» The problem: Check each line for the word "into" and give how many have it. Say nothing else.

» Entries shown:

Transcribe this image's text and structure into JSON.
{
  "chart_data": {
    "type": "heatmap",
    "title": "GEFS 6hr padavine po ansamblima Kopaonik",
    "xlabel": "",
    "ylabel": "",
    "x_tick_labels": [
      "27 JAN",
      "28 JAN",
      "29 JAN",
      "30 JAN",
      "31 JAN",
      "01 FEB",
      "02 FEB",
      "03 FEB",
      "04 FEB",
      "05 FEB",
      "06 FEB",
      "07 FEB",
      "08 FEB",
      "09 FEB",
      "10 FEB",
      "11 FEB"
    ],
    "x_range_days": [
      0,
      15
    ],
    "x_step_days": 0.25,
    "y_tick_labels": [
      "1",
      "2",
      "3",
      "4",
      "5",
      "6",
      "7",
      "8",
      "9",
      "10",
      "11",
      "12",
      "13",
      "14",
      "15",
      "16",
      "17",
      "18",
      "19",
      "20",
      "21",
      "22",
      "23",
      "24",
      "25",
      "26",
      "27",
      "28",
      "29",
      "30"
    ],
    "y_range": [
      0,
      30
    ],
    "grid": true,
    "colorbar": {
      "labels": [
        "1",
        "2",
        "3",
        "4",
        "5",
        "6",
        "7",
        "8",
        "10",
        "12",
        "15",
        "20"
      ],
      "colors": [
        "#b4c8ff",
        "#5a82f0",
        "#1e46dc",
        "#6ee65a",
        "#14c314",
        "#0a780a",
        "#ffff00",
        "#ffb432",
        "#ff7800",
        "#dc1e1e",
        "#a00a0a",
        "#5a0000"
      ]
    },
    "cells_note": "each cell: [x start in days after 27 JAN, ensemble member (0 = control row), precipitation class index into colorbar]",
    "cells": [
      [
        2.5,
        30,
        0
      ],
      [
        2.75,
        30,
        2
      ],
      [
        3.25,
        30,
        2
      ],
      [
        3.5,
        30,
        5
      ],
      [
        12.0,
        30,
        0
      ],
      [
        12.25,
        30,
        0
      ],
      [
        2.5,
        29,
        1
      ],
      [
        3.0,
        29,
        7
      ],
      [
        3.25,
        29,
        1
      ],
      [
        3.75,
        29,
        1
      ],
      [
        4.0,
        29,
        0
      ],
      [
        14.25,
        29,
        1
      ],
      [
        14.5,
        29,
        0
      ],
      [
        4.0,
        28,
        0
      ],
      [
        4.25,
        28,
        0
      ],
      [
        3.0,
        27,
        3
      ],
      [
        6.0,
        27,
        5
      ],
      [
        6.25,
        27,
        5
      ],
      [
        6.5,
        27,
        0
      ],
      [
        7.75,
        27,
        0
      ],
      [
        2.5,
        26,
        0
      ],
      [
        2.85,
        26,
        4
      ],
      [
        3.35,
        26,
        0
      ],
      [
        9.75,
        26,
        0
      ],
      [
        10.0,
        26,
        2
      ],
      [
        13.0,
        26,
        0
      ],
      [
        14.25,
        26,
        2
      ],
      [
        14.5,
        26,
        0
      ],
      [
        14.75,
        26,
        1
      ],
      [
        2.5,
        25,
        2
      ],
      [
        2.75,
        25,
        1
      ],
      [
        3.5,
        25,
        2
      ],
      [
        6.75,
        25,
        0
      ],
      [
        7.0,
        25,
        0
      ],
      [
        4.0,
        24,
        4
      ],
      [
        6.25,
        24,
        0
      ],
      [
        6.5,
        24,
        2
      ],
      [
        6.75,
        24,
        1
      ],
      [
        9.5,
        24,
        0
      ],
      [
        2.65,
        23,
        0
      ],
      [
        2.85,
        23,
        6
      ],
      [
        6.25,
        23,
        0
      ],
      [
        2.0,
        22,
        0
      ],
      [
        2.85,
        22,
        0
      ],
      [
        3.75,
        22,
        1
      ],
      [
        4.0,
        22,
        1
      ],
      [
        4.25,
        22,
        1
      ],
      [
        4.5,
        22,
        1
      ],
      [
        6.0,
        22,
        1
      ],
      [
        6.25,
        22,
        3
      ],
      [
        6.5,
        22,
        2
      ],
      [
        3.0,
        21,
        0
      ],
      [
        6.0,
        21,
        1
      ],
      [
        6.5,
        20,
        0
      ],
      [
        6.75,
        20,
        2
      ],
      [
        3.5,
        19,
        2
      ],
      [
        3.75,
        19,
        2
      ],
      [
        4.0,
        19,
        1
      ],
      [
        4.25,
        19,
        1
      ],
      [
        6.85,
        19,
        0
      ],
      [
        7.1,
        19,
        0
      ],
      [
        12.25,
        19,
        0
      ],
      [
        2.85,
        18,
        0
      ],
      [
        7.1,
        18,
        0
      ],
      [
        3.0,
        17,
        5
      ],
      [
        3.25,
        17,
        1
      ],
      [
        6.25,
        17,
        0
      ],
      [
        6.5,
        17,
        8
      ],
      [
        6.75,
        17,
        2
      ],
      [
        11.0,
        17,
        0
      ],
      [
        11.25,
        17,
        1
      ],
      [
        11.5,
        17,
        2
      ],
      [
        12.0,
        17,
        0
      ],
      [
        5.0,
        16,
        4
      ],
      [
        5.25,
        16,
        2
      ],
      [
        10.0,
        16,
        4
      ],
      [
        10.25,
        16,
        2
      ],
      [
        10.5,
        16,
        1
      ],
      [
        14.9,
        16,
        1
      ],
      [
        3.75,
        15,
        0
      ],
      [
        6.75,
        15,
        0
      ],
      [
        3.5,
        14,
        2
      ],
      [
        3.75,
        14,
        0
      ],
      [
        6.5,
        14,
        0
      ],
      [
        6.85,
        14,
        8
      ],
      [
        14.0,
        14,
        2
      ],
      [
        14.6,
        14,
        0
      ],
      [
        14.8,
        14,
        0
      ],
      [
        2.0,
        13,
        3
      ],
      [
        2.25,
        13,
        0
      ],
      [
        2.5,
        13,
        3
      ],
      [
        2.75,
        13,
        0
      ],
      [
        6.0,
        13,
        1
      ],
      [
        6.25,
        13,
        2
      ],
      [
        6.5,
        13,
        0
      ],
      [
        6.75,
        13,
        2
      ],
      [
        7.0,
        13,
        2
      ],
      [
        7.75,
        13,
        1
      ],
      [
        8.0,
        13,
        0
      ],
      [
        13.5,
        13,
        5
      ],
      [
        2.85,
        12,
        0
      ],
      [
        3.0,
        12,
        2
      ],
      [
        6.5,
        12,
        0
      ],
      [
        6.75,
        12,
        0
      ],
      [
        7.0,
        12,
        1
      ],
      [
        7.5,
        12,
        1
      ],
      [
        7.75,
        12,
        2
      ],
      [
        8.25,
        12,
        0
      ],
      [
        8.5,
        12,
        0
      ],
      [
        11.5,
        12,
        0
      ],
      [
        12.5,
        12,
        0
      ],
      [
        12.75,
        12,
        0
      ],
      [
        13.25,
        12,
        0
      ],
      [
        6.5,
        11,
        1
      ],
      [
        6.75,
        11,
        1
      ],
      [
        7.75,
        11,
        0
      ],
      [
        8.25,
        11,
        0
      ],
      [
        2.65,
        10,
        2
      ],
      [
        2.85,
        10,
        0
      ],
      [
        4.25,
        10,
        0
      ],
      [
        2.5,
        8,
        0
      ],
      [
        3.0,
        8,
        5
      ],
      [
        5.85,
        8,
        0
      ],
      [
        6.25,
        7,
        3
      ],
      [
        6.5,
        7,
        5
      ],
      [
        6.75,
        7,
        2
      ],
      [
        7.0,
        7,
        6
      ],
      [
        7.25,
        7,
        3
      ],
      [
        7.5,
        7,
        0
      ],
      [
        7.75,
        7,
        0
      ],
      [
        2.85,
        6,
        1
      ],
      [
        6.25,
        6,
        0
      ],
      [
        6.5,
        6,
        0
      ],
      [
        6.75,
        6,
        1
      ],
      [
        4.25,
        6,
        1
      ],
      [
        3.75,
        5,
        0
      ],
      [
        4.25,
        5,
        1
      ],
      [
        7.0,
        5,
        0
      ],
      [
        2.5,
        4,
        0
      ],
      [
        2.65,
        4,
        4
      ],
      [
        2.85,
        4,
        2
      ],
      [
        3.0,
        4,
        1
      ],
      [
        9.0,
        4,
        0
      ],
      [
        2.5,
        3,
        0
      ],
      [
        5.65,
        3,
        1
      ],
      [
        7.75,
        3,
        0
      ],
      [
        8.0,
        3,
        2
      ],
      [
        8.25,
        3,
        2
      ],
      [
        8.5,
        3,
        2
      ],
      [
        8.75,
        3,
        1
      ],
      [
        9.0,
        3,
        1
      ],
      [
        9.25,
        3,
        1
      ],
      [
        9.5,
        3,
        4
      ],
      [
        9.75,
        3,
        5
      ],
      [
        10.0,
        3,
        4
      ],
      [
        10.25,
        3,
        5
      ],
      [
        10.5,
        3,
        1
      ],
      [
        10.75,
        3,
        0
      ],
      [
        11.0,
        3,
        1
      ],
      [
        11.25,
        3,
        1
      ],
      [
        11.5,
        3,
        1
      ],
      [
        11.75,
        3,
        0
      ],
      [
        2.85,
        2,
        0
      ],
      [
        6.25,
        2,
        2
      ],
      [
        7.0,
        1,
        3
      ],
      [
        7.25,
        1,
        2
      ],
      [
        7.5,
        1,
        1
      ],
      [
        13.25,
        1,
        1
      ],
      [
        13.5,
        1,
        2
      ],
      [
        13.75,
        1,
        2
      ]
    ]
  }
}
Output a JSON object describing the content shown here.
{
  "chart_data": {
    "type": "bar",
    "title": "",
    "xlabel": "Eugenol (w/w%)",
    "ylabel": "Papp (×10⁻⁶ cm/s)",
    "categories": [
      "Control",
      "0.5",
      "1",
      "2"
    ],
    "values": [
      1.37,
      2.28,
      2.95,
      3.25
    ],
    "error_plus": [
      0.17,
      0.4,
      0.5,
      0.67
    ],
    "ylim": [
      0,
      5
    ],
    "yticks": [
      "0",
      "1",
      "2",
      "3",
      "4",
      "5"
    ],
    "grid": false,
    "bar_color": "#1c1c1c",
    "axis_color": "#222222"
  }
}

» Response to the task: 2